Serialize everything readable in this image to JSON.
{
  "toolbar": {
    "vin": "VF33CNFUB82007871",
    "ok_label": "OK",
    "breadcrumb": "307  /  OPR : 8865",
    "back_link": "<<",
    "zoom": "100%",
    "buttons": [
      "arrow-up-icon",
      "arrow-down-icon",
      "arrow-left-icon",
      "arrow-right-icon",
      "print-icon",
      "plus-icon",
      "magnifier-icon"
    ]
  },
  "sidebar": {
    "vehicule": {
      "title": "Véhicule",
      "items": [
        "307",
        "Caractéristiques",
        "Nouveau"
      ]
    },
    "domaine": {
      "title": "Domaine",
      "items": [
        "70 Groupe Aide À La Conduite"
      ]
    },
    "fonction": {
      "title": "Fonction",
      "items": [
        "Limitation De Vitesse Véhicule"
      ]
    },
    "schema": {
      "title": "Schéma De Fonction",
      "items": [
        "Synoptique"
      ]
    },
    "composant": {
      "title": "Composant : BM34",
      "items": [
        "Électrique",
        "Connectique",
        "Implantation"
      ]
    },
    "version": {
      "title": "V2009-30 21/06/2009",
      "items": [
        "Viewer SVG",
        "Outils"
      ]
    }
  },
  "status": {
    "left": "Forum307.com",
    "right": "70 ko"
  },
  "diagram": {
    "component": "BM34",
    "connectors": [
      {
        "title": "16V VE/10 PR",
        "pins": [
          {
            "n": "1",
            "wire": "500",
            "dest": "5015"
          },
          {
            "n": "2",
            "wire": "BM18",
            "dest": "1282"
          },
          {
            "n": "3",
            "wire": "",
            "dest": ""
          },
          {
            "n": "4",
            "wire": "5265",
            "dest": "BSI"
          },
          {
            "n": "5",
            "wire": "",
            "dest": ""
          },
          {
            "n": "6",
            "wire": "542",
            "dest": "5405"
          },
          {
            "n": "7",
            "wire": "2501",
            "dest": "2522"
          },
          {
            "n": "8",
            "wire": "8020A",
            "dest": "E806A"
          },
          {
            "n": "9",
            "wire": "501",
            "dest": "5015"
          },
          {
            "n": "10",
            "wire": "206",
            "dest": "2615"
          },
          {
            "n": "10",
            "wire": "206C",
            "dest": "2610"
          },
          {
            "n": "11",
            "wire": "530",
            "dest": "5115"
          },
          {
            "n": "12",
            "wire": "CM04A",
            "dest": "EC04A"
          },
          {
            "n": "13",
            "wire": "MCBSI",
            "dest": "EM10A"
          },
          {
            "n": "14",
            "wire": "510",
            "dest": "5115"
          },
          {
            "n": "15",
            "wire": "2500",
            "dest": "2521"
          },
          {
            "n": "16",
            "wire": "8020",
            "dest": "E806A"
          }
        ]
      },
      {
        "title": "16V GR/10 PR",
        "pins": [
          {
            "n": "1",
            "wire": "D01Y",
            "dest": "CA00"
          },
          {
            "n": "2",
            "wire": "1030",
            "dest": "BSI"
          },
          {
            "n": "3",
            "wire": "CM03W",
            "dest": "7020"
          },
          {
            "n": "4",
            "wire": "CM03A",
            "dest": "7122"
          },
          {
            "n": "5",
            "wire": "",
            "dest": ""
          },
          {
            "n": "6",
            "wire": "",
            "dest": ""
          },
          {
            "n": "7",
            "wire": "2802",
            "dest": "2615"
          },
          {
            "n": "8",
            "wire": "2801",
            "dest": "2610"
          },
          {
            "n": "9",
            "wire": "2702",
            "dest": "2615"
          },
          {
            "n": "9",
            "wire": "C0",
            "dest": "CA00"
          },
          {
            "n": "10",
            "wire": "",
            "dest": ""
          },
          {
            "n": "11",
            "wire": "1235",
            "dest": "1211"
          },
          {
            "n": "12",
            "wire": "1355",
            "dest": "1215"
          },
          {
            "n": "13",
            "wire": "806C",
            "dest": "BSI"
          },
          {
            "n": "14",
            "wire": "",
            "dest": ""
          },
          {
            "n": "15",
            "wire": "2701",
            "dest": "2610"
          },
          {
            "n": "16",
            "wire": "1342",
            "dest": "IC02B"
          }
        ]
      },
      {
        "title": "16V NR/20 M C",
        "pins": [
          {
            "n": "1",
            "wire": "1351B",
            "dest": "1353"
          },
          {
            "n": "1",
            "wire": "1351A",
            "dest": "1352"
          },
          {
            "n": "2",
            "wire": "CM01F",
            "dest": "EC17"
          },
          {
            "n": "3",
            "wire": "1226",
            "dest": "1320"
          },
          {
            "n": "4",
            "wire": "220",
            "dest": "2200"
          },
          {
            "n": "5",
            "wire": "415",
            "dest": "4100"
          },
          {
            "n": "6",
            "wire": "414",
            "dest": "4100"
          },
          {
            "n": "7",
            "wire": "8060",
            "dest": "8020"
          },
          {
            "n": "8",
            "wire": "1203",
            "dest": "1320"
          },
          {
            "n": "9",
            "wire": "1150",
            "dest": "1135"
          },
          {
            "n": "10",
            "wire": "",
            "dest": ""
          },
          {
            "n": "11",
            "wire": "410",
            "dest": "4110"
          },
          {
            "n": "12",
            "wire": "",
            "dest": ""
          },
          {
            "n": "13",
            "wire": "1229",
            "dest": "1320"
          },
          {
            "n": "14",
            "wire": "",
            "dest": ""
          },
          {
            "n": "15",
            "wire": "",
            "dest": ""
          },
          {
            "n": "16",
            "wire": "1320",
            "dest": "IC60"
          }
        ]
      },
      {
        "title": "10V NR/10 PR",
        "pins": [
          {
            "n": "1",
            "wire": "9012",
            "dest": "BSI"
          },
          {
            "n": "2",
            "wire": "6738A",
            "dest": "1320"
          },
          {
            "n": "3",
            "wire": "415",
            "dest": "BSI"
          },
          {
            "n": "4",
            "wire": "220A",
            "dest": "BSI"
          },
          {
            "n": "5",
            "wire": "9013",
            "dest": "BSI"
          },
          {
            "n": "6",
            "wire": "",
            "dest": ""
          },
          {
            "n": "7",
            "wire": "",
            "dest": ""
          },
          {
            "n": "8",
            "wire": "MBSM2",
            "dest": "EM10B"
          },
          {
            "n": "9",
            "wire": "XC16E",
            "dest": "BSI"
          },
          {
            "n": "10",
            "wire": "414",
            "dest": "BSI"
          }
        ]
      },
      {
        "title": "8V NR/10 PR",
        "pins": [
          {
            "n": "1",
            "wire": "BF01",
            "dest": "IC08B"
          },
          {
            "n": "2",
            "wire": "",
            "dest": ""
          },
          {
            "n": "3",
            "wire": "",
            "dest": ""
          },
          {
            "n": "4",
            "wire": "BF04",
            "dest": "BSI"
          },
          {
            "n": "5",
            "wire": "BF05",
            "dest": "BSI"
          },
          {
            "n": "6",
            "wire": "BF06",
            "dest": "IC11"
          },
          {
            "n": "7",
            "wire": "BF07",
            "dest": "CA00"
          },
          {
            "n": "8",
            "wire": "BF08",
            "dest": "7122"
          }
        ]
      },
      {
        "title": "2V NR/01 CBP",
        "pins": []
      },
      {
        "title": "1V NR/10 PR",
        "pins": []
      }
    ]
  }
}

▶ Given problem
Extract all of the data shown above without alteration.

▶ Task answer
Serialize everything readable in this image to JSON.
{
  "toolbar": {
    "vin": "VF33CNFUB82007871",
    "ok_label": "OK",
    "breadcrumb": "307  /  OPR : 8865",
    "back_link": "<<",
    "zoom": "100%",
    "buttons": [
      "arrow-up-icon",
      "arrow-down-icon",
      "arrow-left-icon",
      "arrow-right-icon",
      "print-icon",
      "plus-icon",
      "magnifier-icon"
    ]
  },
  "sidebar": {
    "vehicule": {
      "title": "Véhicule",
      "items": [
        "307",
        "Caractéristiques",
        "Nouveau"
      ]
    },
    "domaine": {
      "title": "Domaine",
      "items": [
        "70 Groupe Aide À La Conduite"
      ]
    },
    "fonction": {
      "title": "Fonction",
      "items": [
        "Limitation De Vitesse Véhicule"
      ]
    },
    "schema": {
      "title": "Schéma De Fonction",
      "items": [
        "Synoptique"
      ]
    },
    "composant": {
      "title": "Composant : BM34",
      "items": [
        "Électrique",
        "Connectique",
        "Implantation"
      ]
    },
    "version": {
      "title": "V2009-30 21/06/2009",
      "items": [
        "Viewer SVG",
        "Outils"
      ]
    }
  },
  "status": {
    "left": "Forum307.com",
    "right": "70 ko"
  },
  "diagram": {
    "component": "BM34",
    "connectors": [
      {
        "title": "16V VE/10 PR",
        "pins": [
          {
            "n": "1",
            "wire": "500",
            "dest": "5015"
          },
          {
            "n": "2",
            "wire": "BM18",
            "dest": "1282"
          },
          {
            "n": "3",
            "wire": "",
            "dest": ""
          },
          {
            "n": "4",
            "wire": "5265",
            "dest": "BSI"
          },
          {
            "n": "5",
            "wire": "",
            "dest": ""
          },
          {
            "n": "6",
            "wire": "542",
            "dest": "5405"
          },
          {
            "n": "7",
            "wire": "2501",
            "dest": "2522"
          },
          {
            "n": "8",
            "wire": "8020A",
            "dest": "E806A"
          },
          {
            "n": "9",
            "wire": "501",
            "dest": "5015"
          },
          {
            "n": "10",
            "wire": "206",
            "dest": "2615"
          },
          {
            "n": "10",
            "wire": "206C",
            "dest": "2610"
          },
          {
            "n": "11",
            "wire": "530",
            "dest": "5115"
          },
          {
            "n": "12",
            "wire": "CM04A",
            "dest": "EC04A"
          },
          {
            "n": "13",
            "wire": "MCBSI",
            "dest": "EM10A"
          },
          {
            "n": "14",
            "wire": "510",
            "dest": "5115"
          },
          {
            "n": "15",
            "wire": "2500",
            "dest": "2521"
          },
          {
            "n": "16",
            "wire": "8020",
            "dest": "E806A"
          }
        ]
      },
      {
        "title": "16V GR/10 PR",
        "pins": [
          {
            "n": "1",
            "wire": "D01Y",
            "dest": "CA00"
          },
          {
            "n": "2",
            "wire": "1030",
            "dest": "BSI"
          },
          {
            "n": "3",
            "wire": "CM03W",
            "dest": "7020"
          },
          {
            "n": "4",
            "wire": "CM03A",
            "dest": "7122"
          },
          {
            "n": "5",
            "wire": "",
            "dest": ""
          },
          {
            "n": "6",
            "wire": "",
            "dest": ""
          },
          {
            "n": "7",
            "wire": "2802",
            "dest": "2615"
          },
          {
            "n": "8",
            "wire": "2801",
            "dest": "2610"
          },
          {
            "n": "9",
            "wire": "2702",
            "dest": "2615"
          },
          {
            "n": "9",
            "wire": "C0",
            "dest": "CA00"
          },
          {
            "n": "10",
            "wire": "",
            "dest": ""
          },
          {
            "n": "11",
            "wire": "1235",
            "dest": "1211"
          },
          {
            "n": "12",
            "wire": "1355",
            "dest": "1215"
          },
          {
            "n": "13",
            "wire": "806C",
            "dest": "BSI"
          },
          {
            "n": "14",
            "wire": "",
            "dest": ""
          },
          {
            "n": "15",
            "wire": "2701",
            "dest": "2610"
          },
          {
            "n": "16",
            "wire": "1342",
            "dest": "IC02B"
          }
        ]
      },
      {
        "title": "16V NR/20 M C",
        "pins": [
          {
            "n": "1",
            "wire": "1351B",
            "dest": "1353"
          },
          {
            "n": "1",
            "wire": "1351A",
            "dest": "1352"
          },
          {
            "n": "2",
            "wire": "CM01F",
            "dest": "EC17"
          },
          {
            "n": "3",
            "wire": "1226",
            "dest": "1320"
          },
          {
            "n": "4",
            "wire": "220",
            "dest": "2200"
          },
          {
            "n": "5",
            "wire": "415",
            "dest": "4100"
          },
          {
            "n": "6",
            "wire": "414",
            "dest": "4100"
          },
          {
            "n": "7",
            "wire": "8060",
            "dest": "8020"
          },
          {
            "n": "8",
            "wire": "1203",
            "dest": "1320"
          },
          {
            "n": "9",
            "wire": "1150",
            "dest": "1135"
          },
          {
            "n": "10",
            "wire": "",
            "dest": ""
          },
          {
            "n": "11",
            "wire": "410",
            "dest": "4110"
          },
          {
            "n": "12",
            "wire": "",
            "dest": ""
          },
          {
            "n": "13",
            "wire": "1229",
            "dest": "1320"
          },
          {
            "n": "14",
            "wire": "",
            "dest": ""
          },
          {
            "n": "15",
            "wire": "",
            "dest": ""
          },
          {
            "n": "16",
            "wire": "1320",
            "dest": "IC60"
          }
        ]
      },
      {
        "title": "10V NR/10 PR",
        "pins": [
          {
            "n": "1",
            "wire": "9012",
            "dest": "BSI"
          },
          {
            "n": "2",
            "wire": "6738A",
            "dest": "1320"
          },
          {
            "n": "3",
            "wire": "415",
            "dest": "BSI"
          },
          {
            "n": "4",
            "wire": "220A",
            "dest": "BSI"
          },
          {
            "n": "5",
            "wire": "9013",
            "dest": "BSI"
          },
          {
            "n": "6",
            "wire": "",
            "dest": ""
          },
          {
            "n": "7",
            "wire": "",
            "dest": ""
          },
          {
            "n": "8",
            "wire": "MBSM2",
            "dest": "EM10B"
          },
          {
            "n": "9",
            "wire": "XC16E",
            "dest": "BSI"
          },
          {
            "n": "10",
            "wire": "414",
            "dest": "BSI"
          }
        ]
      },
      {
        "title": "8V NR/10 PR",
        "pins": [
          {
            "n": "1",
            "wire": "BF01",
            "dest": "IC08B"
          },
          {
            "n": "2",
            "wire": "",
            "dest": ""
          },
          {
            "n": "3",
            "wire": "",
            "dest": ""
          },
          {
            "n": "4",
            "wire": "BF04",
            "dest": "BSI"
          },
          {
            "n": "5",
            "wire": "BF05",
            "dest": "BSI"
          },
          {
            "n": "6",
            "wire": "BF06",
            "dest": "IC11"
          },
          {
            "n": "7",
            "wire": "BF07",
            "dest": "CA00"
          },
          {
            "n": "8",
            "wire": "BF08",
            "dest": "7122"
          }
        ]
      },
      {
        "title": "2V NR/01 CBP",
        "pins": []
      },
      {
        "title": "1V NR/10 PR",
        "pins": []
      }
    ]
  }
}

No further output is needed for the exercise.